Problem to work on: Extract each line below that contains the string "NOTE", treating uppercase and lowercase letters as distinct.

Extracted information:
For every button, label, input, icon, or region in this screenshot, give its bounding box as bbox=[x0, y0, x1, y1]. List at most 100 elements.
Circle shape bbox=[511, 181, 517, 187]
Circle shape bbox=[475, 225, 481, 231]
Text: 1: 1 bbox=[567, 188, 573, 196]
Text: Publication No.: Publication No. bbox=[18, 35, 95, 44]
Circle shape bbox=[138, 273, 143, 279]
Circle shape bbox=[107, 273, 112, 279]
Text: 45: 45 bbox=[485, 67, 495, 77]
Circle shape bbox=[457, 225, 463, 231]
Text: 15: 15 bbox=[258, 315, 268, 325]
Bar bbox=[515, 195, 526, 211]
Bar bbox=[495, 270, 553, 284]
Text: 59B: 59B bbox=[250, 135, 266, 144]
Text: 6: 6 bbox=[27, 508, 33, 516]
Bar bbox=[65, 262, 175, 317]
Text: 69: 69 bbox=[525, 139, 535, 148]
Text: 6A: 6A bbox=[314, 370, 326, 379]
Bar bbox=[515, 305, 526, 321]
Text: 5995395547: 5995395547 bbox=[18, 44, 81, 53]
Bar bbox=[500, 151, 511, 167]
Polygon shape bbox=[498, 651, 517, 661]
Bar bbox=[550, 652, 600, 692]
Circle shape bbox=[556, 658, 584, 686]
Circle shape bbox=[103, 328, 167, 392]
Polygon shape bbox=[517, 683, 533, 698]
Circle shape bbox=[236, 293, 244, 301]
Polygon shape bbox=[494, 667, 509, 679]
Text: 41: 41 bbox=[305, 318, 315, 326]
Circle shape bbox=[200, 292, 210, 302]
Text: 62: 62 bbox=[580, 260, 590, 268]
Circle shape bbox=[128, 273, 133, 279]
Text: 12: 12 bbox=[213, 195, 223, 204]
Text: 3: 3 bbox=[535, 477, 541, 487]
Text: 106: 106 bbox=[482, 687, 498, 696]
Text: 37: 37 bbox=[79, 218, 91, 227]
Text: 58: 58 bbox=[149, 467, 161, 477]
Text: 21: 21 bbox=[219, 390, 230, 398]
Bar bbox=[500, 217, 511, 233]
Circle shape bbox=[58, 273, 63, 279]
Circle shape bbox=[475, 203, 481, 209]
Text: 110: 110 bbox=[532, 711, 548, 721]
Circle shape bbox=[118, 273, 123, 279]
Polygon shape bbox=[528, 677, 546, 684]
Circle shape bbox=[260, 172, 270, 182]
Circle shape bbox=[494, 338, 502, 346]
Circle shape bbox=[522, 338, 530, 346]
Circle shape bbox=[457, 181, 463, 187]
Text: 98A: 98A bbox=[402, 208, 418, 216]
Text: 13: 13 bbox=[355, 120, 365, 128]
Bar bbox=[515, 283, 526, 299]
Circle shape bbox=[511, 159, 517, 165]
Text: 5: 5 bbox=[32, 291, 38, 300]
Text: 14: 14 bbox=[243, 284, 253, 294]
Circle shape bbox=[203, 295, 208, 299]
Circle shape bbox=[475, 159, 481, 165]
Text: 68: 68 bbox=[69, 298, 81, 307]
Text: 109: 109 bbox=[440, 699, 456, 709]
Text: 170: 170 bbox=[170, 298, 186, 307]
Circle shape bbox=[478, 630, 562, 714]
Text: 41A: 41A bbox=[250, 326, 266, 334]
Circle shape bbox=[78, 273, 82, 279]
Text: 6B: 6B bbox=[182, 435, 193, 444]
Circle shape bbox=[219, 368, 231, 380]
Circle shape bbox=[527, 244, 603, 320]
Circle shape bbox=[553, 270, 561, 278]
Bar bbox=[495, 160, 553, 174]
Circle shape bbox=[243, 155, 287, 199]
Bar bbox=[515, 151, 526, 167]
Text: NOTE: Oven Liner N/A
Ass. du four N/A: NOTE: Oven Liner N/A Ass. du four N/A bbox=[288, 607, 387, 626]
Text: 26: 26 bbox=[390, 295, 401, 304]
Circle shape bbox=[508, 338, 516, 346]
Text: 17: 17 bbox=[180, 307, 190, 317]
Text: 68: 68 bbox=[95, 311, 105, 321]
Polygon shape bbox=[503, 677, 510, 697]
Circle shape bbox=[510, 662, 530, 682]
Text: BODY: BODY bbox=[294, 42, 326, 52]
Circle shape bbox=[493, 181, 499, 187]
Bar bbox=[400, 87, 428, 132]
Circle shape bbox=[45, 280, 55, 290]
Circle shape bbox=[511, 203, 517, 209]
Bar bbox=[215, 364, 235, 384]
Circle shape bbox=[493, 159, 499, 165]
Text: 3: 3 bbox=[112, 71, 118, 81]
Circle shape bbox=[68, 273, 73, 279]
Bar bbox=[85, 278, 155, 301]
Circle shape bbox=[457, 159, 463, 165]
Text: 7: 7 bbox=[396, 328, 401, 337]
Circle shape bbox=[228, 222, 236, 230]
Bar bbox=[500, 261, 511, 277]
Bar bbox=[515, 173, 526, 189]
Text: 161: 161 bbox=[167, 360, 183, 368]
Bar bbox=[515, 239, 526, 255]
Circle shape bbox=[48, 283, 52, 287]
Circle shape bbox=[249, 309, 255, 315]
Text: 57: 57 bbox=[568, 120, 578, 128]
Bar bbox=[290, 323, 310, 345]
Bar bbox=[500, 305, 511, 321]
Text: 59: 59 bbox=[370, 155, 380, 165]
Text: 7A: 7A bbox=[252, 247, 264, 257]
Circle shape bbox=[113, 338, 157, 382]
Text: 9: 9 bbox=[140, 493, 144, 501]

Answer below:
Text: NOTE: Oven Liner N/A
Ass. du four N/A: NOTE: Oven Liner N/A Ass. du four N/A bbox=[288, 607, 387, 626]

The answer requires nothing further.